** begin **
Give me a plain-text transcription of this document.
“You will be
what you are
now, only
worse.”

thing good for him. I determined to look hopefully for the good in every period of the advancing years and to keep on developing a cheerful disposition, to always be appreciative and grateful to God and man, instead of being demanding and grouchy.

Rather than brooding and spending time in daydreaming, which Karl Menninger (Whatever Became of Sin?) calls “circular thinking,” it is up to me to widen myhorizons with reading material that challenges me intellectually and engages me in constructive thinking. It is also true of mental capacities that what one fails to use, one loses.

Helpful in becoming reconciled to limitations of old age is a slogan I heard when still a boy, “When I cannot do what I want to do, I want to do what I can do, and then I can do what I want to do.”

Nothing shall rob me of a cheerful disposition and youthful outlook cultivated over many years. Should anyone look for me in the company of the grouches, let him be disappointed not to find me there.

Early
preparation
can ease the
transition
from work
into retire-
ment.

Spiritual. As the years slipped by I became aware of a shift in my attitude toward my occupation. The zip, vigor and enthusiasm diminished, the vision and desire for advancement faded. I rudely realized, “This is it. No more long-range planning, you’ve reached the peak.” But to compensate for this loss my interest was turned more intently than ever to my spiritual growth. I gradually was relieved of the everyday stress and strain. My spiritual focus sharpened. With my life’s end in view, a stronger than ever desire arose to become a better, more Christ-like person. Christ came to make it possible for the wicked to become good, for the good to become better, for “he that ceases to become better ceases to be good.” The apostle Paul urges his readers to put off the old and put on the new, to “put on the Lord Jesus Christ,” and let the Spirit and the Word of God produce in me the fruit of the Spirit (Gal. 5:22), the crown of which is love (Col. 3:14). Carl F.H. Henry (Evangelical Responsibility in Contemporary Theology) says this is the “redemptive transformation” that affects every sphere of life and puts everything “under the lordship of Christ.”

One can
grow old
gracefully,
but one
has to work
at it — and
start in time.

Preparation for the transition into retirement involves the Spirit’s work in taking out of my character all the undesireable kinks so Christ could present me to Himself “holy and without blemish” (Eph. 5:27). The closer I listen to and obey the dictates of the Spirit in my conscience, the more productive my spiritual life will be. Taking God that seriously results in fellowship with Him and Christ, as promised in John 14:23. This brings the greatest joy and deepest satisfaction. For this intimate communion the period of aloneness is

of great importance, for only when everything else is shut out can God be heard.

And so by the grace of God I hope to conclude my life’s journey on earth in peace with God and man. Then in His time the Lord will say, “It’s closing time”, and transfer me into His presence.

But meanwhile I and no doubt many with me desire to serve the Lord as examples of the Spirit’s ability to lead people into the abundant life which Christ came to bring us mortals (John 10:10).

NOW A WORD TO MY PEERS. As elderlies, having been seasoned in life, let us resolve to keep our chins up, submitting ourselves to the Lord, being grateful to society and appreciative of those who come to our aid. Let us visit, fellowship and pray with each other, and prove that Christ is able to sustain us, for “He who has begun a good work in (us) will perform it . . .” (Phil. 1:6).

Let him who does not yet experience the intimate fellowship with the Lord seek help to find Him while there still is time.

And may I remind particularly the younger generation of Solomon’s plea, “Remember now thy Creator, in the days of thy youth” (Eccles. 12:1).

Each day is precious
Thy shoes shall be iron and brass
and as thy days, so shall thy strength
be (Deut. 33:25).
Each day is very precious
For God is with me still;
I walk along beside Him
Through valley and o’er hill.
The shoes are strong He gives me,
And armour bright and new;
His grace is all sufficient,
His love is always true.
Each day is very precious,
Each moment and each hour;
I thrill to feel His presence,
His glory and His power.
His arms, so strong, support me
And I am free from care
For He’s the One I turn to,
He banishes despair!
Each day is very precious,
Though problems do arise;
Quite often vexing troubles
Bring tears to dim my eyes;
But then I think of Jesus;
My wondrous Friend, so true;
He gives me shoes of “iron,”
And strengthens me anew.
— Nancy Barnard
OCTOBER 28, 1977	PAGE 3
** end **
Exercise description | Where a line holds the string "disposition", copy that line.

Solution |
thing good for him. I determined to look hopefully for the good in every period of the advancing years and to keep on developing a cheerful disposition, to always be appreciative and grateful to God and man, instead of being demanding and grouchy.
Nothing shall rob me of a cheerful disposition and youthful outlook cultivated over many years. Should anyone look for me in the company of the grouches, let him be disappointed not to find me there.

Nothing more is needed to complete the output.